> **PROBLEM TO WORK ON**
Without the images, print all the entries below exactly as given.

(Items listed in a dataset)
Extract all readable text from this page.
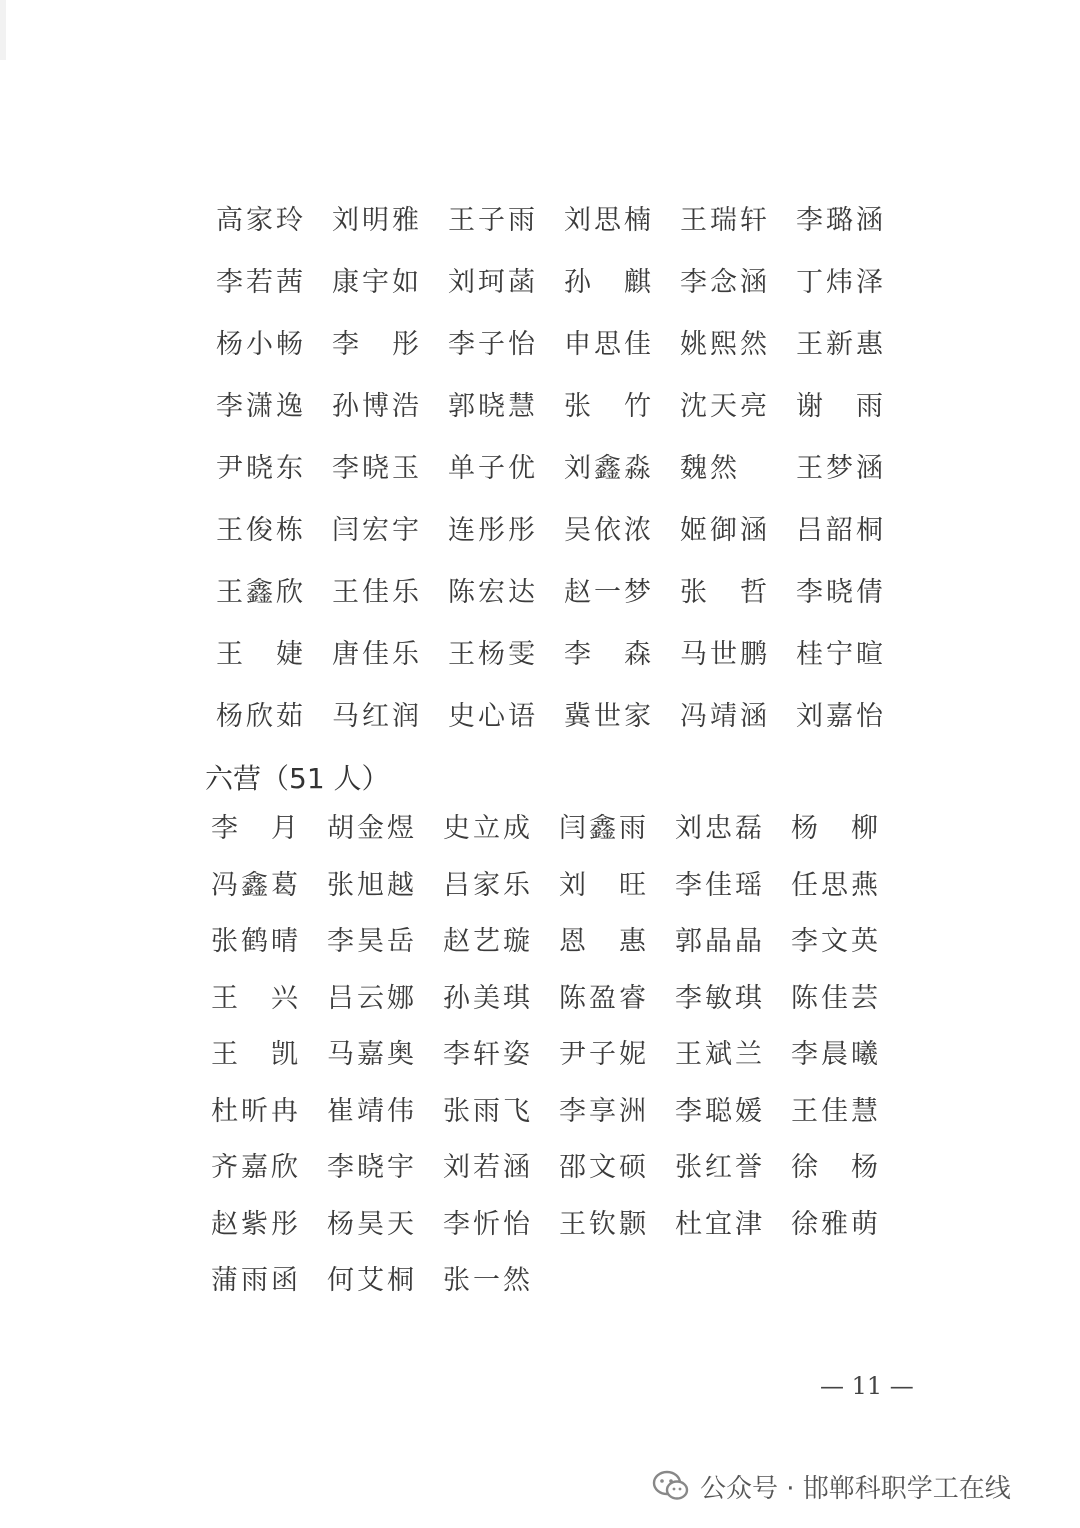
高家玲 刘明雅 王子雨 刘思楠 王瑞轩 李璐涵
李若茜 康宇如 刘珂菡 孙　麒 李念涵 丁炜泽
杨小畅 李　彤 李子怡 申思佳 姚熙然 王新惠
李潇逸 孙博浩 郭晓慧 张　竹 沈天亮 谢　雨
尹晓东 李晓玉 单子优 刘鑫淼 魏然	王梦涵
王俊栋 闫宏宇 连彤彤 吴依浓 姬御涵 吕韶桐
王鑫欣 王佳乐 陈宏达 赵一梦 张　哲 李晓倩
王　婕 唐佳乐 王杨雯 李　森 马世鹏 桂宁暄
杨欣茹 马红润 史心语 冀世家 冯靖涵 刘嘉怡
六营（51 人）
李　月 胡金煜 史立成 闫鑫雨 刘忠磊 杨　柳
冯鑫葛 张旭越 吕家乐 刘　旺 李佳瑶 任思燕
张鹤晴 李昊岳 赵艺璇 恩　惠 郭晶晶 李文英
王　兴 吕云娜 孙美琪 陈盈睿 李敏琪 陈佳芸
王　凯 马嘉奥 李轩姿 尹子妮 王斌兰 李晨曦
杜昕冉 崔靖伟 张雨飞 李享洲 李聪媛 王佳慧
齐嘉欣 李晓宇 刘若涵 邵文硕 张红誉 徐　杨
赵紫彤 杨昊天 李忻怡 王钦颢 杜宜津 徐雅萌
蒲雨函 何艾桐 张一然
— 11 —
公众号 · 邯郸科职学工在线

> **FULL ANSWER**
Extract all readable text from this page.
高家玲 刘明雅 王子雨 刘思楠 王瑞轩 李璐涵
李若茜 康宇如 刘珂菡 孙　麒 李念涵 丁炜泽
杨小畅 李　彤 李子怡 申思佳 姚熙然 王新惠
李潇逸 孙博浩 郭晓慧 张　竹 沈天亮 谢　雨
尹晓东 李晓玉 单子优 刘鑫淼 魏然	王梦涵
王俊栋 闫宏宇 连彤彤 吴依浓 姬御涵 吕韶桐
王鑫欣 王佳乐 陈宏达 赵一梦 张　哲 李晓倩
王　婕 唐佳乐 王杨雯 李　森 马世鹏 桂宁暄
杨欣茹 马红润 史心语 冀世家 冯靖涵 刘嘉怡
六营（51 人）
李　月 胡金煜 史立成 闫鑫雨 刘忠磊 杨　柳
冯鑫葛 张旭越 吕家乐 刘　旺 李佳瑶 任思燕
张鹤晴 李昊岳 赵艺璇 恩　惠 郭晶晶 李文英
王　兴 吕云娜 孙美琪 陈盈睿 李敏琪 陈佳芸
王　凯 马嘉奥 李轩姿 尹子妮 王斌兰 李晨曦
杜昕冉 崔靖伟 张雨飞 李享洲 李聪媛 王佳慧
齐嘉欣 李晓宇 刘若涵 邵文硕 张红誉 徐　杨
赵紫彤 杨昊天 李忻怡 王钦颢 杜宜津 徐雅萌
蒲雨函 何艾桐 张一然
— 11 —
公众号 · 邯郸科职学工在线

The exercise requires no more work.